- _Dataset_:
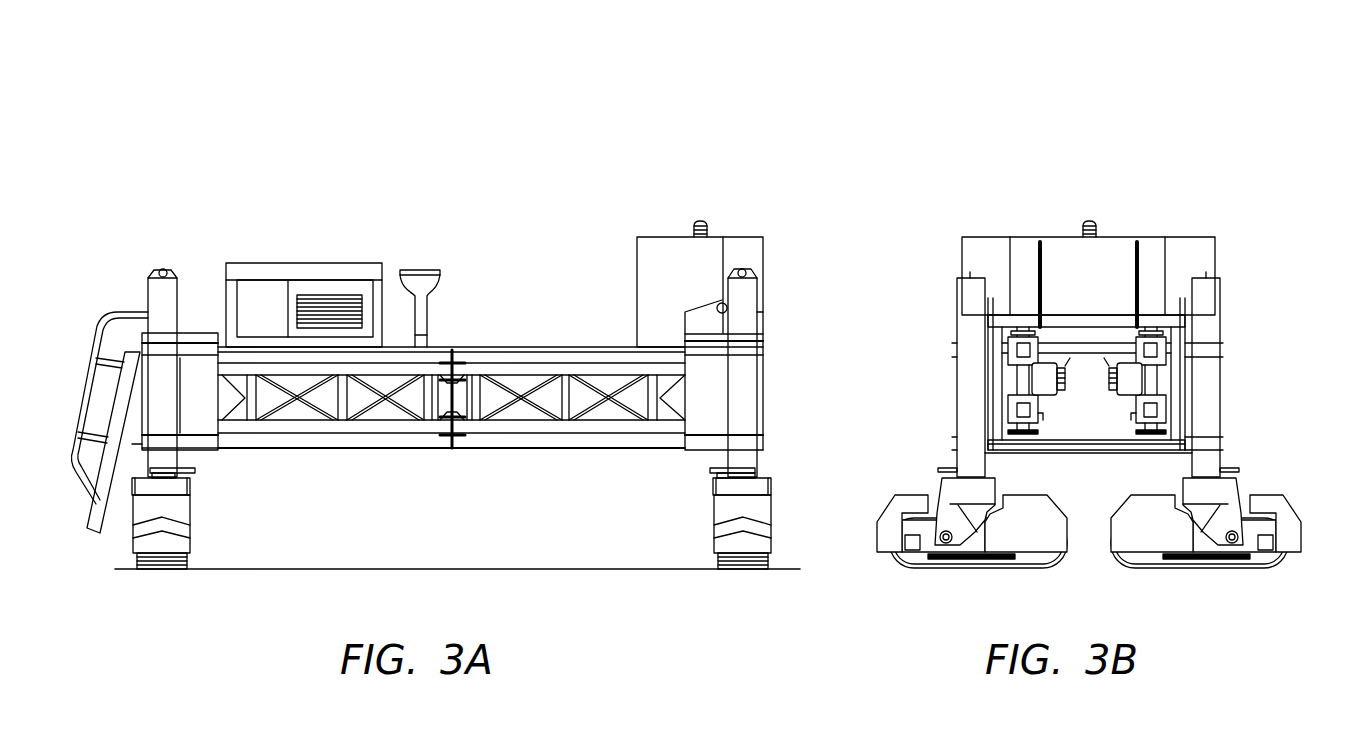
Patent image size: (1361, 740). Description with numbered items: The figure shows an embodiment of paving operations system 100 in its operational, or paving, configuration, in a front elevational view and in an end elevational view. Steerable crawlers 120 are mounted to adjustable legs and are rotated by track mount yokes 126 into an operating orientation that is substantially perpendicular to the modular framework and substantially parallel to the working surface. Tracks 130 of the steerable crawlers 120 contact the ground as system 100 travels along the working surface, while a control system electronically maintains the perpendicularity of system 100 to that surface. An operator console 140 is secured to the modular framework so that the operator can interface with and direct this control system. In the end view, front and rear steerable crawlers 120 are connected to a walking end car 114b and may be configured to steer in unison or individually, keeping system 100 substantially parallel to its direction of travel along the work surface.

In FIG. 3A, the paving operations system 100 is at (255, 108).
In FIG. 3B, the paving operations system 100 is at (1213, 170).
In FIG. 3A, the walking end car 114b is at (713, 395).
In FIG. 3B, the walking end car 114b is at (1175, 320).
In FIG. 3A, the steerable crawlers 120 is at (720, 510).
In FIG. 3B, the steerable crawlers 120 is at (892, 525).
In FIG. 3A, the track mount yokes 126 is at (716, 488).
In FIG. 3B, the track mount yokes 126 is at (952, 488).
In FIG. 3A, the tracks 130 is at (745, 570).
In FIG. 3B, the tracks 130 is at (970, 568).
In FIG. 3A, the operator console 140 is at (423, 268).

- _Stated goal_: Return every line of the listing above that contains the word "crawlers".

- _Response to the exercise_:
Patent image size: (1361, 740). Description with numbered items: The figure shows an embodiment of paving operations system 100 in its operational, or paving, configuration, in a front elevational view and in an end elevational view. Steerable crawlers 120 are mounted to adjustable legs and are rotated by track mount yokes 126 into an operating orientation that is substantially perpendicular to the modular framework and substantially parallel to the working surface. Tracks 130 of the steerable crawlers 120 contact the ground as system 100 travels along the working surface, while a control system electronically maintains the perpendicularity of system 100 to that surface. An operator console 140 is secured to the modular framework so that the operator can interface with and direct this control system. In the end view, front and rear steerable crawlers 120 are connected to a walking end car 114b and may be configured to steer in unison or individually, keeping system 100 substantially parallel to its direction of travel along the work surface.
In FIG. 3A, the steerable crawlers 120 is at (720, 510).
In FIG. 3B, the steerable crawlers 120 is at (892, 525).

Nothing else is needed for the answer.